--- Start DATA SHOWN ---

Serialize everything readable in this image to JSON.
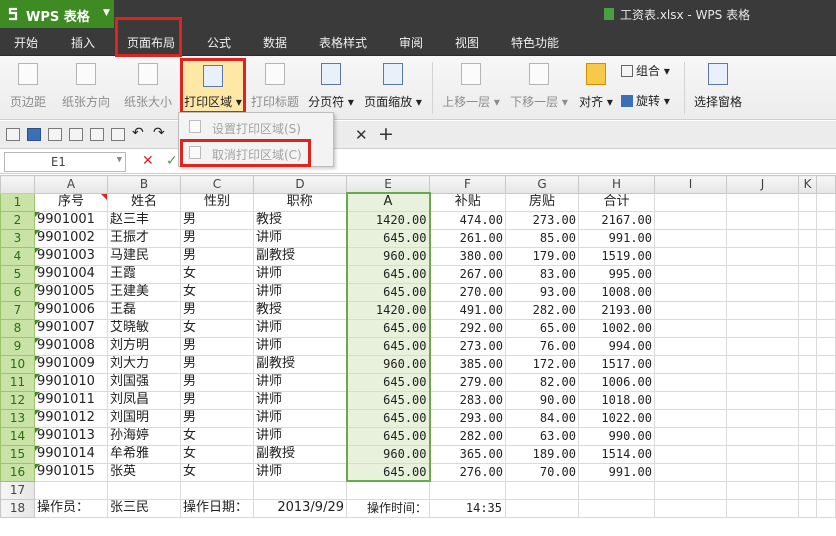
{
  "app": {
    "name": "WPS 表格",
    "doc_title": "工资表.xlsx - WPS 表格"
  },
  "menu": {
    "tabs": [
      "开始",
      "插入",
      "页面布局",
      "公式",
      "数据",
      "表格样式",
      "审阅",
      "视图",
      "特色功能"
    ],
    "active": "页面布局"
  },
  "ribbon": {
    "margins": "页边距",
    "orientation": "纸张方向",
    "size": "纸张大小",
    "print_area": "打印区域",
    "print_titles": "打印标题",
    "page_break": "分页符",
    "page_zoom": "页面缩放",
    "bring_forward": "上移一层",
    "send_backward": "下移一层",
    "align": "对齐",
    "group": "组合",
    "rotate": "旋转",
    "selection_pane": "选择窗格"
  },
  "dropdown": {
    "set_area": "设置打印区域(S)",
    "cancel_area": "取消打印区域(C)"
  },
  "formula_bar": {
    "name_box": "E1"
  },
  "sheet": {
    "col_letters": [
      "A",
      "B",
      "C",
      "D",
      "E",
      "F",
      "G",
      "H",
      "I",
      "J",
      "K"
    ],
    "header_row": [
      "序号",
      "姓名",
      "性别",
      "职称",
      "A",
      "补贴",
      "房贴",
      "合计"
    ],
    "rows": [
      [
        "9901001",
        "赵三丰",
        "男",
        "教授",
        "1420.00",
        "474.00",
        "273.00",
        "2167.00"
      ],
      [
        "9901002",
        "王振才",
        "男",
        "讲师",
        "645.00",
        "261.00",
        "85.00",
        "991.00"
      ],
      [
        "9901003",
        "马建民",
        "男",
        "副教授",
        "960.00",
        "380.00",
        "179.00",
        "1519.00"
      ],
      [
        "9901004",
        "王霞",
        "女",
        "讲师",
        "645.00",
        "267.00",
        "83.00",
        "995.00"
      ],
      [
        "9901005",
        "王建美",
        "女",
        "讲师",
        "645.00",
        "270.00",
        "93.00",
        "1008.00"
      ],
      [
        "9901006",
        "王磊",
        "男",
        "教授",
        "1420.00",
        "491.00",
        "282.00",
        "2193.00"
      ],
      [
        "9901007",
        "艾晓敏",
        "女",
        "讲师",
        "645.00",
        "292.00",
        "65.00",
        "1002.00"
      ],
      [
        "9901008",
        "刘方明",
        "男",
        "讲师",
        "645.00",
        "273.00",
        "76.00",
        "994.00"
      ],
      [
        "9901009",
        "刘大力",
        "男",
        "副教授",
        "960.00",
        "385.00",
        "172.00",
        "1517.00"
      ],
      [
        "9901010",
        "刘国强",
        "男",
        "讲师",
        "645.00",
        "279.00",
        "82.00",
        "1006.00"
      ],
      [
        "9901011",
        "刘凤昌",
        "男",
        "讲师",
        "645.00",
        "283.00",
        "90.00",
        "1018.00"
      ],
      [
        "9901012",
        "刘国明",
        "男",
        "讲师",
        "645.00",
        "293.00",
        "84.00",
        "1022.00"
      ],
      [
        "9901013",
        "孙海婷",
        "女",
        "讲师",
        "645.00",
        "282.00",
        "63.00",
        "990.00"
      ],
      [
        "9901014",
        "牟希雅",
        "女",
        "副教授",
        "960.00",
        "365.00",
        "189.00",
        "1514.00"
      ],
      [
        "9901015",
        "张英",
        "女",
        "讲师",
        "645.00",
        "276.00",
        "70.00",
        "991.00"
      ]
    ],
    "footer": {
      "operator_label": "操作员：",
      "operator": "张三民",
      "date_label": "操作日期：",
      "date": "2013/9/29",
      "time_label": "操作时间：",
      "time": "14:35"
    }
  },
  "colors": {
    "app_green": "#3d8b22",
    "highlight_red": "#e0231c",
    "selection_green": "#c9e3a7"
  }
}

--- End DATA SHOWN ---

§ **WHAT THE TASK REQUIRES**
Without the pictures, output the full listing exactly as it stands.

§ **THE RESPONSE**
Serialize everything readable in this image to JSON.
{
  "app": {
    "name": "WPS 表格",
    "doc_title": "工资表.xlsx - WPS 表格"
  },
  "menu": {
    "tabs": [
      "开始",
      "插入",
      "页面布局",
      "公式",
      "数据",
      "表格样式",
      "审阅",
      "视图",
      "特色功能"
    ],
    "active": "页面布局"
  },
  "ribbon": {
    "margins": "页边距",
    "orientation": "纸张方向",
    "size": "纸张大小",
    "print_area": "打印区域",
    "print_titles": "打印标题",
    "page_break": "分页符",
    "page_zoom": "页面缩放",
    "bring_forward": "上移一层",
    "send_backward": "下移一层",
    "align": "对齐",
    "group": "组合",
    "rotate": "旋转",
    "selection_pane": "选择窗格"
  },
  "dropdown": {
    "set_area": "设置打印区域(S)",
    "cancel_area": "取消打印区域(C)"
  },
  "formula_bar": {
    "name_box": "E1"
  },
  "sheet": {
    "col_letters": [
      "A",
      "B",
      "C",
      "D",
      "E",
      "F",
      "G",
      "H",
      "I",
      "J",
      "K"
    ],
    "header_row": [
      "序号",
      "姓名",
      "性别",
      "职称",
      "A",
      "补贴",
      "房贴",
      "合计"
    ],
    "rows": [
      [
        "9901001",
        "赵三丰",
        "男",
        "教授",
        "1420.00",
        "474.00",
        "273.00",
        "2167.00"
      ],
      [
        "9901002",
        "王振才",
        "男",
        "讲师",
        "645.00",
        "261.00",
        "85.00",
        "991.00"
      ],
      [
        "9901003",
        "马建民",
        "男",
        "副教授",
        "960.00",
        "380.00",
        "179.00",
        "1519.00"
      ],
      [
        "9901004",
        "王霞",
        "女",
        "讲师",
        "645.00",
        "267.00",
        "83.00",
        "995.00"
      ],
      [
        "9901005",
        "王建美",
        "女",
        "讲师",
        "645.00",
        "270.00",
        "93.00",
        "1008.00"
      ],
      [
        "9901006",
        "王磊",
        "男",
        "教授",
        "1420.00",
        "491.00",
        "282.00",
        "2193.00"
      ],
      [
        "9901007",
        "艾晓敏",
        "女",
        "讲师",
        "645.00",
        "292.00",
        "65.00",
        "1002.00"
      ],
      [
        "9901008",
        "刘方明",
        "男",
        "讲师",
        "645.00",
        "273.00",
        "76.00",
        "994.00"
      ],
      [
        "9901009",
        "刘大力",
        "男",
        "副教授",
        "960.00",
        "385.00",
        "172.00",
        "1517.00"
      ],
      [
        "9901010",
        "刘国强",
        "男",
        "讲师",
        "645.00",
        "279.00",
        "82.00",
        "1006.00"
      ],
      [
        "9901011",
        "刘凤昌",
        "男",
        "讲师",
        "645.00",
        "283.00",
        "90.00",
        "1018.00"
      ],
      [
        "9901012",
        "刘国明",
        "男",
        "讲师",
        "645.00",
        "293.00",
        "84.00",
        "1022.00"
      ],
      [
        "9901013",
        "孙海婷",
        "女",
        "讲师",
        "645.00",
        "282.00",
        "63.00",
        "990.00"
      ],
      [
        "9901014",
        "牟希雅",
        "女",
        "副教授",
        "960.00",
        "365.00",
        "189.00",
        "1514.00"
      ],
      [
        "9901015",
        "张英",
        "女",
        "讲师",
        "645.00",
        "276.00",
        "70.00",
        "991.00"
      ]
    ],
    "footer": {
      "operator_label": "操作员：",
      "operator": "张三民",
      "date_label": "操作日期：",
      "date": "2013/9/29",
      "time_label": "操作时间：",
      "time": "14:35"
    }
  },
  "colors": {
    "app_green": "#3d8b22",
    "highlight_red": "#e0231c",
    "selection_green": "#c9e3a7"
  }
}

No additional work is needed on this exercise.